→ Assignment: Filter the records below for the word "Epstein". Keep each line that has it.

→ The data:
* * * *
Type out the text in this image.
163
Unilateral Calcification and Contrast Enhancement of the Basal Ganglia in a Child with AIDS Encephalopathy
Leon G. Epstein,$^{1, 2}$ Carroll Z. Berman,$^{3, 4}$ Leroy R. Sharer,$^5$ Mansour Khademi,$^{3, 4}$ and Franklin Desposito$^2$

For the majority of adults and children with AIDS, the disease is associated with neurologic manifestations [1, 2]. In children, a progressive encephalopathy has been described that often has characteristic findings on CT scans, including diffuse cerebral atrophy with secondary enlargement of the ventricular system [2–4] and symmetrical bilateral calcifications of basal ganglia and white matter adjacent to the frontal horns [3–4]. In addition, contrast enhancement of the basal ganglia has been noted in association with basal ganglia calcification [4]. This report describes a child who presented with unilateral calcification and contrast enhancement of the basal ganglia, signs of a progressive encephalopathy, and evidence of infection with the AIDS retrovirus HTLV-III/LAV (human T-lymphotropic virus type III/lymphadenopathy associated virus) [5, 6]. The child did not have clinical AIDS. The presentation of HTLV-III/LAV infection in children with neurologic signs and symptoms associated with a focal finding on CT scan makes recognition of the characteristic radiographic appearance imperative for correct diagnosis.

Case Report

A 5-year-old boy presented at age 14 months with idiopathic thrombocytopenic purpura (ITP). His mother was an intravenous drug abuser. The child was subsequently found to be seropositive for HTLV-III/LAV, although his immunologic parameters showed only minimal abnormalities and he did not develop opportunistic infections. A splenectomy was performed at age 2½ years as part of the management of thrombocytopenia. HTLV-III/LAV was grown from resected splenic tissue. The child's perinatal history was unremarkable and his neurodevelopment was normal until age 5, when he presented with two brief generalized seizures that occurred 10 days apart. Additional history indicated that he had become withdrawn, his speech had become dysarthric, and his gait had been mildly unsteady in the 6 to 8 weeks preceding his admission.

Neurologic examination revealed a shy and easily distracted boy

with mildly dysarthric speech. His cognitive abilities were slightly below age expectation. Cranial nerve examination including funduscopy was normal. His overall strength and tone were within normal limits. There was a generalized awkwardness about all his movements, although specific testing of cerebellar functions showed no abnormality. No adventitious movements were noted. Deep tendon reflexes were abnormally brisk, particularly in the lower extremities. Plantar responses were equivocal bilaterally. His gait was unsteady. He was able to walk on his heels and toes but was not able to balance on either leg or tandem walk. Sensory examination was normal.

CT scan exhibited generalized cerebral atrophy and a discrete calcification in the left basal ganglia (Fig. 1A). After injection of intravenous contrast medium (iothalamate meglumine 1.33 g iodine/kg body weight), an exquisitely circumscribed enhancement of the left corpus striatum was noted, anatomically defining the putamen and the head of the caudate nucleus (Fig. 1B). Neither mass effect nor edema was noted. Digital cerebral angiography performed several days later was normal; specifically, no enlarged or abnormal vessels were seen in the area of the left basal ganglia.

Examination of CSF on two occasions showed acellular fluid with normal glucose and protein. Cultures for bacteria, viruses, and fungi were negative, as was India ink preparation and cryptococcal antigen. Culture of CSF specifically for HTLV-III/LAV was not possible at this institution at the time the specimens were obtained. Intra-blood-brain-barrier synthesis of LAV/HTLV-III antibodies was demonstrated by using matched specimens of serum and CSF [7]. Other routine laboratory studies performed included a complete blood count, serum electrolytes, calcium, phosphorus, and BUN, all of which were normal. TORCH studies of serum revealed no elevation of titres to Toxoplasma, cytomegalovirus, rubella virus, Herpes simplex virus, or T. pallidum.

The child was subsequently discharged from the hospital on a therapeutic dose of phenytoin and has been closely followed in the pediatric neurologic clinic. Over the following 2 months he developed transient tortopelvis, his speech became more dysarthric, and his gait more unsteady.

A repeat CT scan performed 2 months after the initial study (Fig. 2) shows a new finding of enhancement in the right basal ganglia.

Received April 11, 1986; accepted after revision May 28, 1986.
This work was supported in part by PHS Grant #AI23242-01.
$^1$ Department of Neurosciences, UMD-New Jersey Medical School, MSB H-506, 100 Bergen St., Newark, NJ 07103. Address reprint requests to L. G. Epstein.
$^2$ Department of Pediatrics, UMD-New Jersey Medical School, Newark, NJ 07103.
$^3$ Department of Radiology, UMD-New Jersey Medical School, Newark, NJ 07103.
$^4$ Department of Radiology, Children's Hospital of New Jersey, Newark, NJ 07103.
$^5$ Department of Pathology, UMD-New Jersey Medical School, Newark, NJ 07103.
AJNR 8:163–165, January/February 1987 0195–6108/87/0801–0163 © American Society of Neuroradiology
* * * *
→ Task solution:
Leon G. Epstein,$^{1, 2}$ Carroll Z. Berman,$^{3, 4}$ Leroy R. Sharer,$^5$ Mansour Khademi,$^{3, 4}$ and Franklin Desposito$^2$
$^1$ Department of Neurosciences, UMD-New Jersey Medical School, MSB H-506, 100 Bergen St., Newark, NJ 07103. Address reprint requests to L. G. Epstein.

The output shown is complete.